**Exercise objective**
Calculate how many lines in the following records hold the word "回归教材", and report that number without comment.

-=-=-

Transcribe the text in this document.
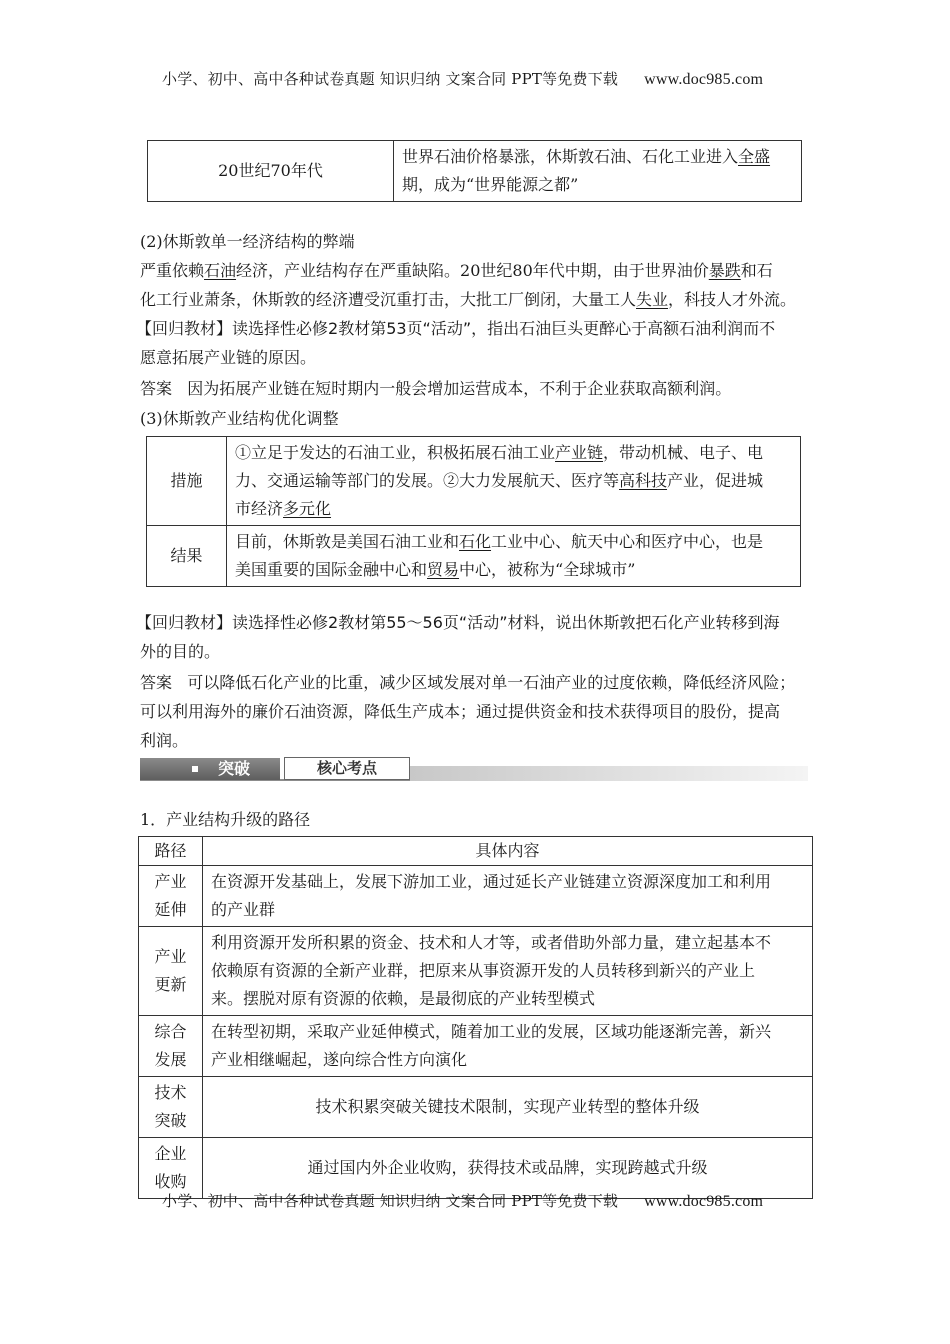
小学、初中、高中各种试卷真题 知识归纳 文案合同 PPT等免费下载 www.doc985.com
20世纪70年代	世界石油价格暴涨，休斯敦石油、石化工业进入全盛
期，成为“世界能源之都”
(2)休斯敦单一经济结构的弊端
严重依赖石油经济，产业结构存在严重缺陷。20世纪80年代中期，由于世界油价暴跌和石
化工行业萧条，休斯敦的经济遭受沉重打击，大批工厂倒闭，大量工人失业，科技人才外流。
【回归教材】读选择性必修2教材第53页“活动”，指出石油巨头更醉心于高额石油利润而不
愿意拓展产业链的原因。
答案 因为拓展产业链在短时期内一般会增加运营成本，不利于企业获取高额利润。
(3)休斯敦产业结构优化调整
措施	①立足于发达的石油工业，积极拓展石油工业产业链，带动机械、电子、电
力、交通运输等部门的发展。②大力发展航天、医疗等高科技产业，促进城
市经济多元化
结果	目前，休斯敦是美国石油工业和石化工业中心、航天中心和医疗中心，也是
美国重要的国际金融中心和贸易中心，被称为“全球城市”
【回归教材】读选择性必修2教材第55～56页“活动”材料，说出休斯敦把石化产业转移到海
外的目的。
答案 可以降低石化产业的比重，减少区域发展对单一石油产业的过度依赖，降低经济风险；
可以利用海外的廉价石油资源，降低生产成本；通过提供资金和技术获得项目的股份，提高
利润。
突破	核心考点
1．产业结构升级的路径
路径	具体内容
产业
延伸	在资源开发基础上，发展下游加工业，通过延长产业链建立资源深度加工和利用
的产业群
产业
更新	利用资源开发所积累的资金、技术和人才等，或者借助外部力量，建立起基本不
依赖原有资源的全新产业群，把原来从事资源开发的人员转移到新兴的产业上
来。摆脱对原有资源的依赖，是最彻底的产业转型模式
综合
发展	在转型初期，采取产业延伸模式，随着加工业的发展，区域功能逐渐完善，新兴
产业相继崛起，遂向综合性方向演化
技术
突破	技术积累突破关键技术限制，实现产业转型的整体升级
企业
收购	通过国内外企业收购，获得技术或品牌，实现跨越式升级
小学、初中、高中各种试卷真题 知识归纳 文案合同 PPT等免费下载 www.doc985.com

-=-=-

**The answer**
2